TASK STATEMENT:
Gather all lines with the word "your" in them.

::: AVAILABLE RECORDS

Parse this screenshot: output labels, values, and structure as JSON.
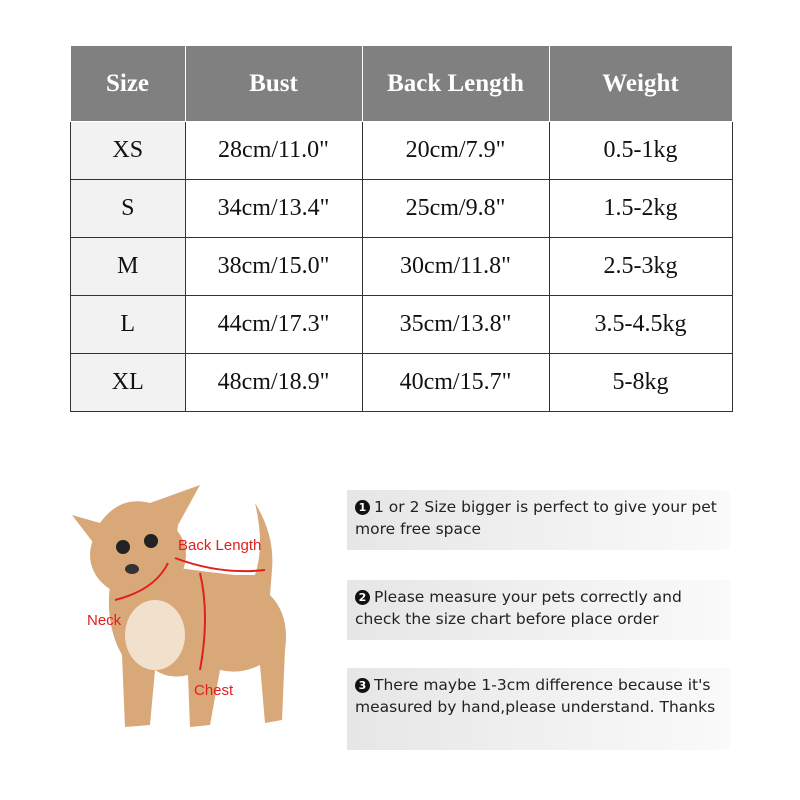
{
  "table": {
    "headers": [
      "Size",
      "Bust",
      "Back Length",
      "Weight"
    ],
    "rows": [
      [
        "XS",
        "28cm/11.0\"",
        "20cm/7.9\"",
        "0.5-1kg"
      ],
      [
        "S",
        "34cm/13.4\"",
        "25cm/9.8\"",
        "1.5-2kg"
      ],
      [
        "M",
        "38cm/15.0\"",
        "30cm/11.8\"",
        "2.5-3kg"
      ],
      [
        "L",
        "44cm/17.3\"",
        "35cm/13.8\"",
        "3.5-4.5kg"
      ],
      [
        "XL",
        "48cm/18.9\"",
        "40cm/15.7\"",
        "5-8kg"
      ]
    ]
  },
  "diagram": {
    "labels": {
      "back": "Back Length",
      "neck": "Neck",
      "chest": "Chest"
    }
  },
  "notes": [
    {
      "num": "1",
      "text": "1 or 2 Size bigger is perfect to give your pet more free space"
    },
    {
      "num": "2",
      "text": "Please measure your pets correctly and check the size chart before place order"
    },
    {
      "num": "3",
      "text": "There maybe 1-3cm difference because it's measured by hand,please understand. Thanks"
    }
  ],
  "colors": {
    "header_bg": "#808080",
    "label_red": "#e0201c"
  }
}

::::::

RESULT OF THIS TASK:
      "text": "1 or 2 Size bigger is perfect to give your pet more free space"
      "text": "Please measure your pets correctly and check the size chart before place order"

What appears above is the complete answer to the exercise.